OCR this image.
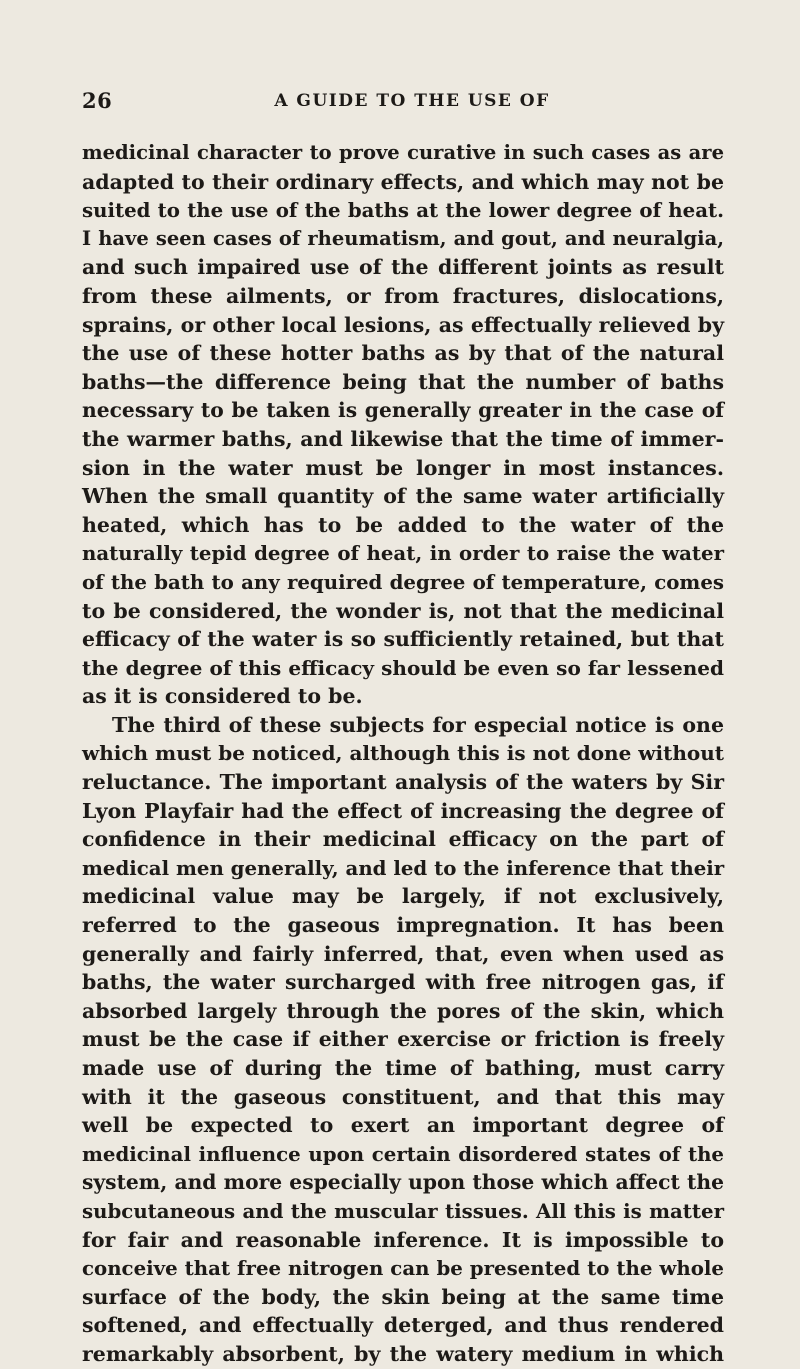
26	A GUIDE TO THE USE OF
medicinal character to prove curative in such cases as are
adapted to their ordinary effects, and which may not be
suited to the use of the baths at the lower degree of heat.
I have seen cases of rheumatism, and gout, and neuralgia,
and such impaired use of the different joints as result
from these ailments, or from fractures, dislocations,
sprains, or other local lesions, as effectually relieved by
the use of these hotter baths as by that of the natural
baths—the difference being that the number of baths
necessary to be taken is generally greater in the case of
the warmer baths, and likewise that the time of immer-
sion in the water must be longer in most instances.
When the small quantity of the same water artificially
heated, which has to be added to the water of the
naturally tepid degree of heat, in order to raise the water
of the bath to any required degree of temperature, comes
to be considered, the wonder is, not that the medicinal
efficacy of the water is so sufficiently retained, but that
the degree of this efficacy should be even so far lessened
as it is considered to be.
The third of these subjects for especial notice is one
which must be noticed, although this is not done without
reluctance. The important analysis of the waters by Sir
Lyon Playfair had the effect of increasing the degree of
confidence in their medicinal efficacy on the part of
medical men generally, and led to the inference that their
medicinal value may be largely, if not exclusively,
referred to the gaseous impregnation. It has been
generally and fairly inferred, that, even when used as
baths, the water surcharged with free nitrogen gas, if
absorbed largely through the pores of the skin, which
must be the case if either exercise or friction is freely
made use of during the time of bathing, must carry
with it the gaseous constituent, and that this may
well be expected to exert an important degree of
medicinal influence upon certain disordered states of the
system, and more especially upon those which affect the
subcutaneous and the muscular tissues. All this is matter
for fair and reasonable inference. It is impossible to
conceive that free nitrogen can be presented to the whole
surface of the body, the skin being at the same time
softened, and effectually deterged, and thus rendered
remarkably absorbent, by the watery medium in which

══════════════════════════════

OBJECTIVE: Print the records word for word and exclude any picture they hold.

ANSWER TO THE TASK:
OCR this image.
26	A GUIDE TO THE USE OF
medicinal character to prove curative in such cases as are
adapted to their ordinary effects, and which may not be
suited to the use of the baths at the lower degree of heat.
I have seen cases of rheumatism, and gout, and neuralgia,
and such impaired use of the different joints as result
from these ailments, or from fractures, dislocations,
sprains, or other local lesions, as effectually relieved by
the use of these hotter baths as by that of the natural
baths—the difference being that the number of baths
necessary to be taken is generally greater in the case of
the warmer baths, and likewise that the time of immer-
sion in the water must be longer in most instances.
When the small quantity of the same water artificially
heated, which has to be added to the water of the
naturally tepid degree of heat, in order to raise the water
of the bath to any required degree of temperature, comes
to be considered, the wonder is, not that the medicinal
efficacy of the water is so sufficiently retained, but that
the degree of this efficacy should be even so far lessened
as it is considered to be.
The third of these subjects for especial notice is one
which must be noticed, although this is not done without
reluctance. The important analysis of the waters by Sir
Lyon Playfair had the effect of increasing the degree of
confidence in their medicinal efficacy on the part of
medical men generally, and led to the inference that their
medicinal value may be largely, if not exclusively,
referred to the gaseous impregnation. It has been
generally and fairly inferred, that, even when used as
baths, the water surcharged with free nitrogen gas, if
absorbed largely through the pores of the skin, which
must be the case if either exercise or friction is freely
made use of during the time of bathing, must carry
with it the gaseous constituent, and that this may
well be expected to exert an important degree of
medicinal influence upon certain disordered states of the
system, and more especially upon those which affect the
subcutaneous and the muscular tissues. All this is matter
for fair and reasonable inference. It is impossible to
conceive that free nitrogen can be presented to the whole
surface of the body, the skin being at the same time
softened, and effectually deterged, and thus rendered
remarkably absorbent, by the watery medium in which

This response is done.